▶ [Set exercise] Quote the whole listing verbatim.

** BEGIN **

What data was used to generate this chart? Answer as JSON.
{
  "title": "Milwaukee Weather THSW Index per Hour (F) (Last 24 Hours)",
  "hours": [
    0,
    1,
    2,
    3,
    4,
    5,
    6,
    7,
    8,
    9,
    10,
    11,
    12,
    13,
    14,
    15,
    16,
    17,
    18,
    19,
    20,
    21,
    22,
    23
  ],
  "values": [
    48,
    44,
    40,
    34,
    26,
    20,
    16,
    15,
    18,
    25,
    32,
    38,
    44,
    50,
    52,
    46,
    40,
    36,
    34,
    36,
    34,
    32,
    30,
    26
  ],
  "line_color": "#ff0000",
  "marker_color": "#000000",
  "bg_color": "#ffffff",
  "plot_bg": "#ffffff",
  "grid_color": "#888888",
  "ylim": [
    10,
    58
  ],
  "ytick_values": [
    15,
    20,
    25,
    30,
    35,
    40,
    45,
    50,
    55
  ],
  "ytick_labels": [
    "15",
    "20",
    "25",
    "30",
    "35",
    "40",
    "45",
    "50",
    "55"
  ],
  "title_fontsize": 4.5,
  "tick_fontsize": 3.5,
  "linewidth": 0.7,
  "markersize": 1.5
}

** END **

▶ [Solved exercise]
What data was used to generate this chart? Answer as JSON.
{
  "title": "Milwaukee Weather THSW Index per Hour (F) (Last 24 Hours)",
  "hours": [
    0,
    1,
    2,
    3,
    4,
    5,
    6,
    7,
    8,
    9,
    10,
    11,
    12,
    13,
    14,
    15,
    16,
    17,
    18,
    19,
    20,
    21,
    22,
    23
  ],
  "values": [
    48,
    44,
    40,
    34,
    26,
    20,
    16,
    15,
    18,
    25,
    32,
    38,
    44,
    50,
    52,
    46,
    40,
    36,
    34,
    36,
    34,
    32,
    30,
    26
  ],
  "line_color": "#ff0000",
  "marker_color": "#000000",
  "bg_color": "#ffffff",
  "plot_bg": "#ffffff",
  "grid_color": "#888888",
  "ylim": [
    10,
    58
  ],
  "ytick_values": [
    15,
    20,
    25,
    30,
    35,
    40,
    45,
    50,
    55
  ],
  "ytick_labels": [
    "15",
    "20",
    "25",
    "30",
    "35",
    "40",
    "45",
    "50",
    "55"
  ],
  "title_fontsize": 4.5,
  "tick_fontsize": 3.5,
  "linewidth": 0.7,
  "markersize": 1.5
}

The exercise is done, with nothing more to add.